Task statement>
The listing below is to be output in its exact form.
── Provided material ──
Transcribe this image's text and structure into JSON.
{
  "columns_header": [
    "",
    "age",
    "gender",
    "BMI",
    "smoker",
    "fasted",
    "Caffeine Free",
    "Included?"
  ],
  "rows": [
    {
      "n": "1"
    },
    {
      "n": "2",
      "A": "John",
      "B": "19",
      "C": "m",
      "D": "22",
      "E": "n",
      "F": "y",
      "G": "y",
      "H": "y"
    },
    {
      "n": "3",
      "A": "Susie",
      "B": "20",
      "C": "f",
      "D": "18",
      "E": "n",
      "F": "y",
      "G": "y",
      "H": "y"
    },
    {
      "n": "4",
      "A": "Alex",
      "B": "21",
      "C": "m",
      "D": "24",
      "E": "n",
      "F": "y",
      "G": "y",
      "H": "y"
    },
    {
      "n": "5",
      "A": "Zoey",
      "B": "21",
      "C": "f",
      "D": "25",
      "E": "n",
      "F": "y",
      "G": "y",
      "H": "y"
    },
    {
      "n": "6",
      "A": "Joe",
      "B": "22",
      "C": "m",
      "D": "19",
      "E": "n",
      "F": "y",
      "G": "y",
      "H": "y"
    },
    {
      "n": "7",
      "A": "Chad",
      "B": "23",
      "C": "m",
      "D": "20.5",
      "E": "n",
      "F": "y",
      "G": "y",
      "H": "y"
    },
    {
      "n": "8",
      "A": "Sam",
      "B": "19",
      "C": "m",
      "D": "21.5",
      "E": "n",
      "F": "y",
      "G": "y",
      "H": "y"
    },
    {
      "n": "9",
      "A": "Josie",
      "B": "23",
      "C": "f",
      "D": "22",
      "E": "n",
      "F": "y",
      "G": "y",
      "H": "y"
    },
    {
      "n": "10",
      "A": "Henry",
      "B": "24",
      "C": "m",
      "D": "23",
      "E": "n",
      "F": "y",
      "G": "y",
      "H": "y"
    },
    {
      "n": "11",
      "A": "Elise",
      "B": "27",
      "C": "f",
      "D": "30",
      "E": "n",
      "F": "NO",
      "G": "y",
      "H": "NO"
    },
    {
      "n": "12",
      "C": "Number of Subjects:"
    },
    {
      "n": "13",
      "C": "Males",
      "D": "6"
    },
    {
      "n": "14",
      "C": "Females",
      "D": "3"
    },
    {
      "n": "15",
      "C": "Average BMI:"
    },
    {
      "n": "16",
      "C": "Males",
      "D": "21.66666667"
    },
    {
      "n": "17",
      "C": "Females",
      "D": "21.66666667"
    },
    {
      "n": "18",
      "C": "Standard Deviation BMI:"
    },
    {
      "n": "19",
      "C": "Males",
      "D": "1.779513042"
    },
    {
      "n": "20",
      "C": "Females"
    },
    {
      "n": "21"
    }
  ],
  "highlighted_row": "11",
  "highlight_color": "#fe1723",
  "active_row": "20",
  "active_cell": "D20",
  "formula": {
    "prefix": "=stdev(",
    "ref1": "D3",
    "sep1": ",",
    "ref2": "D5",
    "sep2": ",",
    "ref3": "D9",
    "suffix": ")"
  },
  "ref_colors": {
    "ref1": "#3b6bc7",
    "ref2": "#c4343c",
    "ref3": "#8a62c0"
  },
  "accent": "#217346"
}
───
Result for this task>
Transcribe this image's text and structure into JSON.
{
  "columns_header": [
    "",
    "age",
    "gender",
    "BMI",
    "smoker",
    "fasted",
    "Caffeine Free",
    "Included?"
  ],
  "rows": [
    {
      "n": "1"
    },
    {
      "n": "2",
      "A": "John",
      "B": "19",
      "C": "m",
      "D": "22",
      "E": "n",
      "F": "y",
      "G": "y",
      "H": "y"
    },
    {
      "n": "3",
      "A": "Susie",
      "B": "20",
      "C": "f",
      "D": "18",
      "E": "n",
      "F": "y",
      "G": "y",
      "H": "y"
    },
    {
      "n": "4",
      "A": "Alex",
      "B": "21",
      "C": "m",
      "D": "24",
      "E": "n",
      "F": "y",
      "G": "y",
      "H": "y"
    },
    {
      "n": "5",
      "A": "Zoey",
      "B": "21",
      "C": "f",
      "D": "25",
      "E": "n",
      "F": "y",
      "G": "y",
      "H": "y"
    },
    {
      "n": "6",
      "A": "Joe",
      "B": "22",
      "C": "m",
      "D": "19",
      "E": "n",
      "F": "y",
      "G": "y",
      "H": "y"
    },
    {
      "n": "7",
      "A": "Chad",
      "B": "23",
      "C": "m",
      "D": "20.5",
      "E": "n",
      "F": "y",
      "G": "y",
      "H": "y"
    },
    {
      "n": "8",
      "A": "Sam",
      "B": "19",
      "C": "m",
      "D": "21.5",
      "E": "n",
      "F": "y",
      "G": "y",
      "H": "y"
    },
    {
      "n": "9",
      "A": "Josie",
      "B": "23",
      "C": "f",
      "D": "22",
      "E": "n",
      "F": "y",
      "G": "y",
      "H": "y"
    },
    {
      "n": "10",
      "A": "Henry",
      "B": "24",
      "C": "m",
      "D": "23",
      "E": "n",
      "F": "y",
      "G": "y",
      "H": "y"
    },
    {
      "n": "11",
      "A": "Elise",
      "B": "27",
      "C": "f",
      "D": "30",
      "E": "n",
      "F": "NO",
      "G": "y",
      "H": "NO"
    },
    {
      "n": "12",
      "C": "Number of Subjects:"
    },
    {
      "n": "13",
      "C": "Males",
      "D": "6"
    },
    {
      "n": "14",
      "C": "Females",
      "D": "3"
    },
    {
      "n": "15",
      "C": "Average BMI:"
    },
    {
      "n": "16",
      "C": "Males",
      "D": "21.66666667"
    },
    {
      "n": "17",
      "C": "Females",
      "D": "21.66666667"
    },
    {
      "n": "18",
      "C": "Standard Deviation BMI:"
    },
    {
      "n": "19",
      "C": "Males",
      "D": "1.779513042"
    },
    {
      "n": "20",
      "C": "Females"
    },
    {
      "n": "21"
    }
  ],
  "highlighted_row": "11",
  "highlight_color": "#fe1723",
  "active_row": "20",
  "active_cell": "D20",
  "formula": {
    "prefix": "=stdev(",
    "ref1": "D3",
    "sep1": ",",
    "ref2": "D5",
    "sep2": ",",
    "ref3": "D9",
    "suffix": ")"
  },
  "ref_colors": {
    "ref1": "#3b6bc7",
    "ref2": "#c4343c",
    "ref3": "#8a62c0"
  },
  "accent": "#217346"
}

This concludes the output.